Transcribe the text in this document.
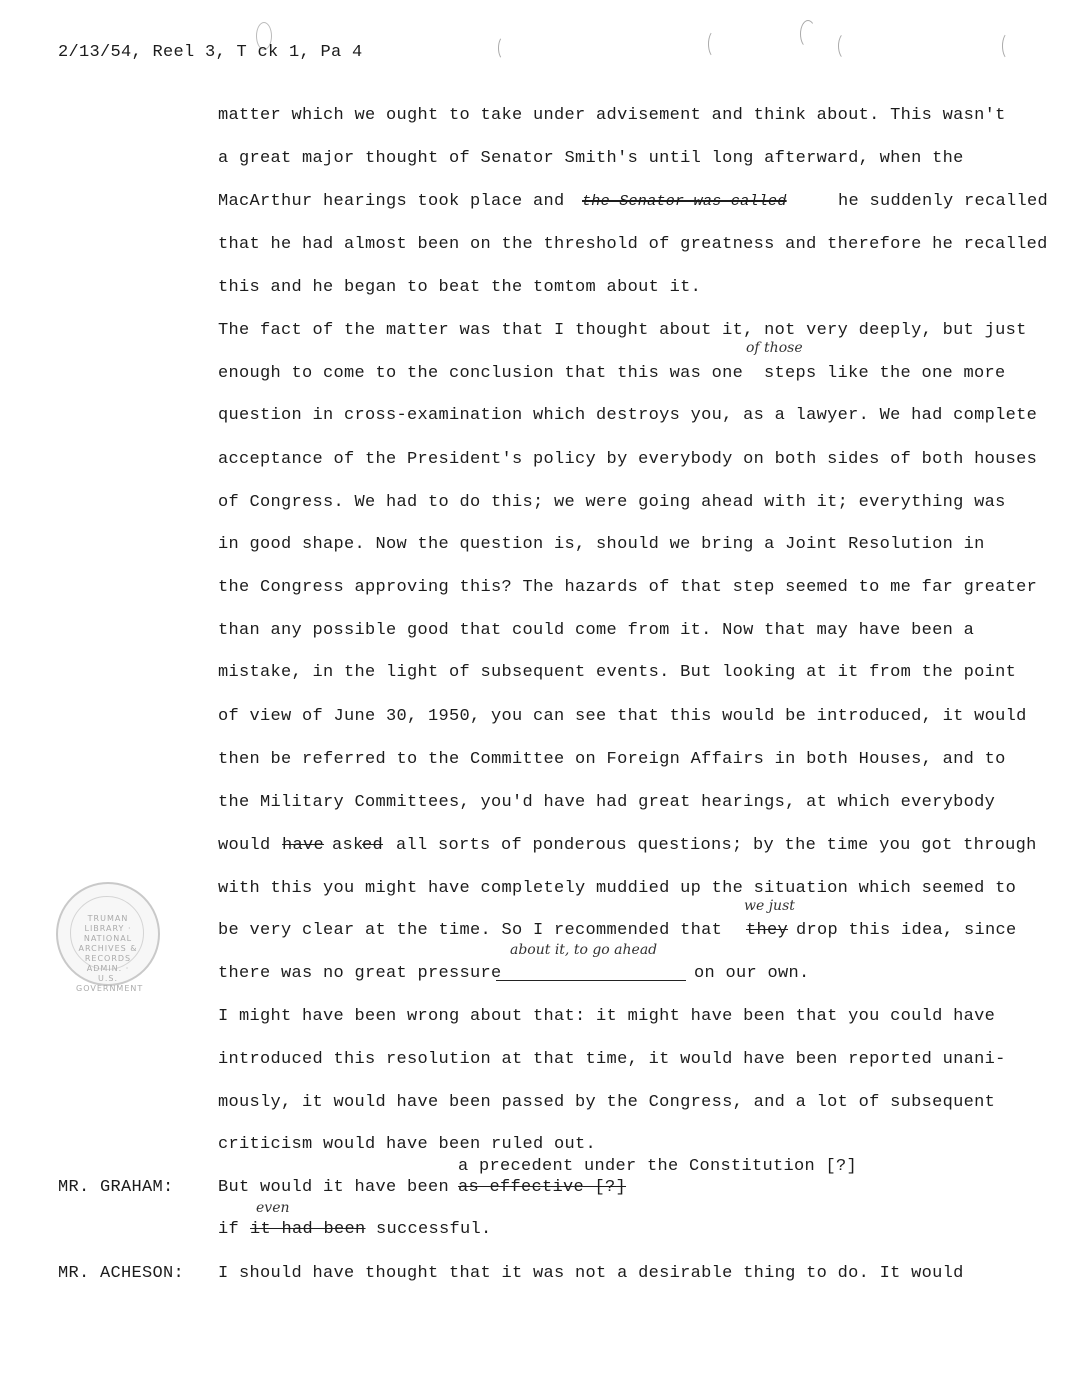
2/13/54, Reel 3, T ck 1, Pa 4
matter which we ought to take under advisement and think about. This wasn't
a great major thought of Senator Smith's until long afterward, when the
MacArthur hearings took place and the Senator was called	he suddenly recalled
that he had almost been on the threshold of greatness and therefore he recalled
this and he began to beat the tomtom about it.
The fact of the matter was that I thought about it, not very deeply, but just
of those
enough to come to the conclusion that this was one steps like the one more
question in cross-examination which destroys you, as a lawyer. We had complete
acceptance of the President's policy by everybody on both sides of both houses
of Congress. We had to do this; we were going ahead with it; everything was
in good shape. Now the question is, should we bring a Joint Resolution in
the Congress approving this? The hazards of that step seemed to me far greater
than any possible good that could come from it. Now that may have been a
mistake, in the light of subsequent events. But looking at it from the point
of view of June 30, 1950, you can see that this would be introduced, it would
then be referred to the Committee on Foreign Affairs in both Houses, and to
the Military Committees, you'd have had great hearings, at which everybody
would have ask
ed all sorts of ponderous questions; by the time you got through
with this you might have completely muddied up the situation which seemed to
we just
be very clear at the time. So I recommended that they drop this idea, since
about it, to go ahead
there was no great pressure	on our own.
I might have been wrong about that: it might have been that you could have
introduced this resolution at that time, it would have been reported unani-
mously, it would have been passed by the Congress, and a lot of subsequent
criticism would have been ruled out.
a precedent under the Constitution [?]
MR. GRAHAM:	But would it have been as effective [?]
even
if it had been successful.
MR. ACHESON: I should have thought that it was not a desirable thing to do. It would
TRUMAN LIBRARY · NATIONAL ARCHIVES & RECORDS ADMIN. · U.S. GOVERNMENT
※ ※ ※
EXERCISE DIRECTIONS →
Take the records above and transcribe them exactly, dropping every picture.

TASK ANSWER →
Transcribe the text in this document.
2/13/54, Reel 3, T ck 1, Pa 4
matter which we ought to take under advisement and think about. This wasn't
a great major thought of Senator Smith's until long afterward, when the
MacArthur hearings took place and the Senator was called	he suddenly recalled
that he had almost been on the threshold of greatness and therefore he recalled
this and he began to beat the tomtom about it.
The fact of the matter was that I thought about it, not very deeply, but just
of those
enough to come to the conclusion that this was one steps like the one more
question in cross-examination which destroys you, as a lawyer. We had complete
acceptance of the President's policy by everybody on both sides of both houses
of Congress. We had to do this; we were going ahead with it; everything was
in good shape. Now the question is, should we bring a Joint Resolution in
the Congress approving this? The hazards of that step seemed to me far greater
than any possible good that could come from it. Now that may have been a
mistake, in the light of subsequent events. But looking at it from the point
of view of June 30, 1950, you can see that this would be introduced, it would
then be referred to the Committee on Foreign Affairs in both Houses, and to
the Military Committees, you'd have had great hearings, at which everybody
would have ask
ed all sorts of ponderous questions; by the time you got through
with this you might have completely muddied up the situation which seemed to
we just
be very clear at the time. So I recommended that they drop this idea, since
about it, to go ahead
there was no great pressure	on our own.
I might have been wrong about that: it might have been that you could have
introduced this resolution at that time, it would have been reported unani-
mously, it would have been passed by the Congress, and a lot of subsequent
criticism would have been ruled out.
a precedent under the Constitution [?]
MR. GRAHAM:	But would it have been as effective [?]
even
if it had been successful.
MR. ACHESON: I should have thought that it was not a desirable thing to do. It would
TRUMAN LIBRARY · NATIONAL ARCHIVES & RECORDS ADMIN. · U.S. GOVERNMENT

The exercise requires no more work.